— WHAT TO PRODUCE —
Pull every line that holds the word "Monthly" from the entries.

— INPUT —
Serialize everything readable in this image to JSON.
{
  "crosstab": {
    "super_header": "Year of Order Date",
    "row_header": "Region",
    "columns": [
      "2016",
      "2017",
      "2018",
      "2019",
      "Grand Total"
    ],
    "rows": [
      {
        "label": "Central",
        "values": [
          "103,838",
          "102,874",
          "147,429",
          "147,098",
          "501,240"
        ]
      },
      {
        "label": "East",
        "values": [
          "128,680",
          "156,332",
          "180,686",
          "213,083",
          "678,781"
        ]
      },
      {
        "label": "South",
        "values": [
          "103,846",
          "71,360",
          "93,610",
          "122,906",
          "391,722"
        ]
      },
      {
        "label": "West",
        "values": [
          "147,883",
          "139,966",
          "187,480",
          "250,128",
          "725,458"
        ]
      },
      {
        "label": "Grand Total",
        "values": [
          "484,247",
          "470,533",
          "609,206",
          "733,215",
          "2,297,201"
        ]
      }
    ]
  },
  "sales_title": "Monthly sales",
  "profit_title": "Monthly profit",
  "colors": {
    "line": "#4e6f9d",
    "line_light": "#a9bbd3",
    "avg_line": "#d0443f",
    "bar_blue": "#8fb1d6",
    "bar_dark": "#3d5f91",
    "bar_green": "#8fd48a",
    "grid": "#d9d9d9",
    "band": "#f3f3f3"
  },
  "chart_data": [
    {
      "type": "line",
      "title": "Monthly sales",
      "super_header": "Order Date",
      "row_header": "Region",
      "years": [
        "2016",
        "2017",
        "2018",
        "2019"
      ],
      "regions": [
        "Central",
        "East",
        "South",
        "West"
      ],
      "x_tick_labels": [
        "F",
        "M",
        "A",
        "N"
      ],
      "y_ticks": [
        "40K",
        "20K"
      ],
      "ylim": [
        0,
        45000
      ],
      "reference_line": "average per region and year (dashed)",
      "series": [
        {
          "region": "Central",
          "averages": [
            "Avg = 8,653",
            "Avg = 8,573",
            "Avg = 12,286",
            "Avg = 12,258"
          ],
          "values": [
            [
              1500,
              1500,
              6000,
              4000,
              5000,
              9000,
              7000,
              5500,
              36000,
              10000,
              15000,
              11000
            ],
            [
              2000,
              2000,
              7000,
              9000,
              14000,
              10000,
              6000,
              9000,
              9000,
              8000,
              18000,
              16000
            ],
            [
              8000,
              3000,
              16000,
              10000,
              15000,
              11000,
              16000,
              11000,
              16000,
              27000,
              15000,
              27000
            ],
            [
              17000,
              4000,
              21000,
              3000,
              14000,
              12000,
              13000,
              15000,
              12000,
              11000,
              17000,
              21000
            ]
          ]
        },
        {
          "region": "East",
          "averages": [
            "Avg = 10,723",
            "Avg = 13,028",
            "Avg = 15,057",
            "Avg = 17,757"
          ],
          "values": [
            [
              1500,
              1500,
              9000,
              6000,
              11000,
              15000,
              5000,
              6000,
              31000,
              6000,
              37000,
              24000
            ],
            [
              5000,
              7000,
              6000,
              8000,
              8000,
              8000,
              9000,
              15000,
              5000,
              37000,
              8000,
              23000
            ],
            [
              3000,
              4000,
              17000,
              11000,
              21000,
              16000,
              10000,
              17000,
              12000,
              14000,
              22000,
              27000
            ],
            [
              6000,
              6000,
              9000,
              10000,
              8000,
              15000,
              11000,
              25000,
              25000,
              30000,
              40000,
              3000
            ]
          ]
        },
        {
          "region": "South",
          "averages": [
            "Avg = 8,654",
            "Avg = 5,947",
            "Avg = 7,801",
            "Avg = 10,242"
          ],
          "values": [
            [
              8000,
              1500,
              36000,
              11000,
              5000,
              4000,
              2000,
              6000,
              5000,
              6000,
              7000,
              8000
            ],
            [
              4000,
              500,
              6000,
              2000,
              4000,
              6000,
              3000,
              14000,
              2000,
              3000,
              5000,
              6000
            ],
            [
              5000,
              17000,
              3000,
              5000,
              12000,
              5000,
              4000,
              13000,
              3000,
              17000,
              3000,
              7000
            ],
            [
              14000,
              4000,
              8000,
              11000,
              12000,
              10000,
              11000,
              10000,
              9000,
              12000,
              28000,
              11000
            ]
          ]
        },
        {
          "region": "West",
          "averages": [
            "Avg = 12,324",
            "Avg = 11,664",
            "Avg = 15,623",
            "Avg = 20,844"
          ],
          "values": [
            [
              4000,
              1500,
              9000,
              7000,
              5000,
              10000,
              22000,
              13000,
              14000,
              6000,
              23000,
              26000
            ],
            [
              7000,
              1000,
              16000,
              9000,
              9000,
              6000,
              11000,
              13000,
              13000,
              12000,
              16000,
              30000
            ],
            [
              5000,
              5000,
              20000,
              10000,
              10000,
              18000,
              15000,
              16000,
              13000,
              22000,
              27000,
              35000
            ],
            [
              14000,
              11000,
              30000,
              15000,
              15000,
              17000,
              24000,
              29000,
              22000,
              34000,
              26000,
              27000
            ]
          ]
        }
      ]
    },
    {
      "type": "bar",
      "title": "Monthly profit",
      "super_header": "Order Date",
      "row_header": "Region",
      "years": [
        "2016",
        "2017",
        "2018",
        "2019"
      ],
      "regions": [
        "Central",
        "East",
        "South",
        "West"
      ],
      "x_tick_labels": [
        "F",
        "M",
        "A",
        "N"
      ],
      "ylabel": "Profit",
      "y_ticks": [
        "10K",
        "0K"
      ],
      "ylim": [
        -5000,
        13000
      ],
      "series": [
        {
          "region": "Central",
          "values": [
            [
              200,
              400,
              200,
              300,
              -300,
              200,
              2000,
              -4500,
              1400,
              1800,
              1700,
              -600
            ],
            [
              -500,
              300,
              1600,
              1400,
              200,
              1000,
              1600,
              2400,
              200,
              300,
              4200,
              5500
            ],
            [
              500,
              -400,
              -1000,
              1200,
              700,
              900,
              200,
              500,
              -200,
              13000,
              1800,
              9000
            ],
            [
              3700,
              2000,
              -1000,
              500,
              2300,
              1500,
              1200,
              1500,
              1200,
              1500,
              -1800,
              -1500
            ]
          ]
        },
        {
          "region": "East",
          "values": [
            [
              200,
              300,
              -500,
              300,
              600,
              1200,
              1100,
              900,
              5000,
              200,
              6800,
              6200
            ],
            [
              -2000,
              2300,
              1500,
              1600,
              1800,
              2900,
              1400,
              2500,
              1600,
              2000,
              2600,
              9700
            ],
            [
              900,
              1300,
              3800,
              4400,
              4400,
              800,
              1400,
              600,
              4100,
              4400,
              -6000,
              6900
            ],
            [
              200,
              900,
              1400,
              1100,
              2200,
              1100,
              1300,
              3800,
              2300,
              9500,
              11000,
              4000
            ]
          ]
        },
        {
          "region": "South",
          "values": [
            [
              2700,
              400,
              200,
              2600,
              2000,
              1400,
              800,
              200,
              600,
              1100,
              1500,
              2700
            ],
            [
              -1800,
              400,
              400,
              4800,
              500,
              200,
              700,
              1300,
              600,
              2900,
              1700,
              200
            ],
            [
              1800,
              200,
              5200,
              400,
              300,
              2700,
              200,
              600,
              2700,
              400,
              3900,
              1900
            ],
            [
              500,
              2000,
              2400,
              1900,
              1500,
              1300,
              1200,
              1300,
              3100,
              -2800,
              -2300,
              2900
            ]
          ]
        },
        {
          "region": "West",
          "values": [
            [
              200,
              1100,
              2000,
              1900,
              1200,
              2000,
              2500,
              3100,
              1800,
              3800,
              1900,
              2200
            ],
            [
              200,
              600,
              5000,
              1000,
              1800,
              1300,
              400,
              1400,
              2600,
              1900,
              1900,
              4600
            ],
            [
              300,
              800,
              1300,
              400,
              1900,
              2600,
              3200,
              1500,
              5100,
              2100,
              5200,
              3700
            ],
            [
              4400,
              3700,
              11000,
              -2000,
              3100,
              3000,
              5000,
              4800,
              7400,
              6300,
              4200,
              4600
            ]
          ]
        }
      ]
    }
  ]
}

— COMPLETED EXERCISE —
  "sales_title": "Monthly sales",
  "profit_title": "Monthly profit",
      "title": "Monthly sales",
      "title": "Monthly profit",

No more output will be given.